Short problem: What follows is a listing to be transcribed exactly.

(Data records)
· · · · · · ·

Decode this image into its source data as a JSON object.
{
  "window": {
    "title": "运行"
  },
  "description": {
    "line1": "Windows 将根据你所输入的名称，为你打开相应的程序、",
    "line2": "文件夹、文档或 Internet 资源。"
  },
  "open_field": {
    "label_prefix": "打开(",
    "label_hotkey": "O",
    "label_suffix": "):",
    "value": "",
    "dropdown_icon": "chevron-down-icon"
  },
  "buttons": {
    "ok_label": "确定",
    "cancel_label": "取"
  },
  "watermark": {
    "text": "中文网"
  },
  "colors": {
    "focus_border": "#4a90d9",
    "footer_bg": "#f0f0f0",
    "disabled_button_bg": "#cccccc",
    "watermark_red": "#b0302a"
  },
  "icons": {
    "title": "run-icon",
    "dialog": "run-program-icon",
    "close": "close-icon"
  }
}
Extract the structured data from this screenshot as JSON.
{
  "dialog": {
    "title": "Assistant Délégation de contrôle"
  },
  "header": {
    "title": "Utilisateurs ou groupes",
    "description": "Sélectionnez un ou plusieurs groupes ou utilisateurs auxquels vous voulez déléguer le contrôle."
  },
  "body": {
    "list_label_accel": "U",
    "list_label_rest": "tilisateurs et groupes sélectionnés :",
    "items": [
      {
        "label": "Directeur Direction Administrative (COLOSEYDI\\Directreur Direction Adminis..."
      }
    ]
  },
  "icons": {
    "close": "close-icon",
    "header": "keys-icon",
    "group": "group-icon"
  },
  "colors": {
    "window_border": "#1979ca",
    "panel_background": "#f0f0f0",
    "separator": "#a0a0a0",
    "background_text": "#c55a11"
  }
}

· · · · · · ·

Answer to this problem:
Decode this image into its source data as a JSON object.
{
  "window": {
    "title": "运行"
  },
  "description": {
    "line1": "Windows 将根据你所输入的名称，为你打开相应的程序、",
    "line2": "文件夹、文档或 Internet 资源。"
  },
  "open_field": {
    "label_prefix": "打开(",
    "label_hotkey": "O",
    "label_suffix": "):",
    "value": "",
    "dropdown_icon": "chevron-down-icon"
  },
  "buttons": {
    "ok_label": "确定",
    "cancel_label": "取"
  },
  "watermark": {
    "text": "中文网"
  },
  "colors": {
    "focus_border": "#4a90d9",
    "footer_bg": "#f0f0f0",
    "disabled_button_bg": "#cccccc",
    "watermark_red": "#b0302a"
  },
  "icons": {
    "title": "run-icon",
    "dialog": "run-program-icon",
    "close": "close-icon"
  }
}
Extract the structured data from this screenshot as JSON.
{
  "dialog": {
    "title": "Assistant Délégation de contrôle"
  },
  "header": {
    "title": "Utilisateurs ou groupes",
    "description": "Sélectionnez un ou plusieurs groupes ou utilisateurs auxquels vous voulez déléguer le contrôle."
  },
  "body": {
    "list_label_accel": "U",
    "list_label_rest": "tilisateurs et groupes sélectionnés :",
    "items": [
      {
        "label": "Directeur Direction Administrative (COLOSEYDI\\Directreur Direction Adminis..."
      }
    ]
  },
  "icons": {
    "close": "close-icon",
    "header": "keys-icon",
    "group": "group-icon"
  },
  "colors": {
    "window_border": "#1979ca",
    "panel_background": "#f0f0f0",
    "separator": "#a0a0a0",
    "background_text": "#c55a11"
  }
}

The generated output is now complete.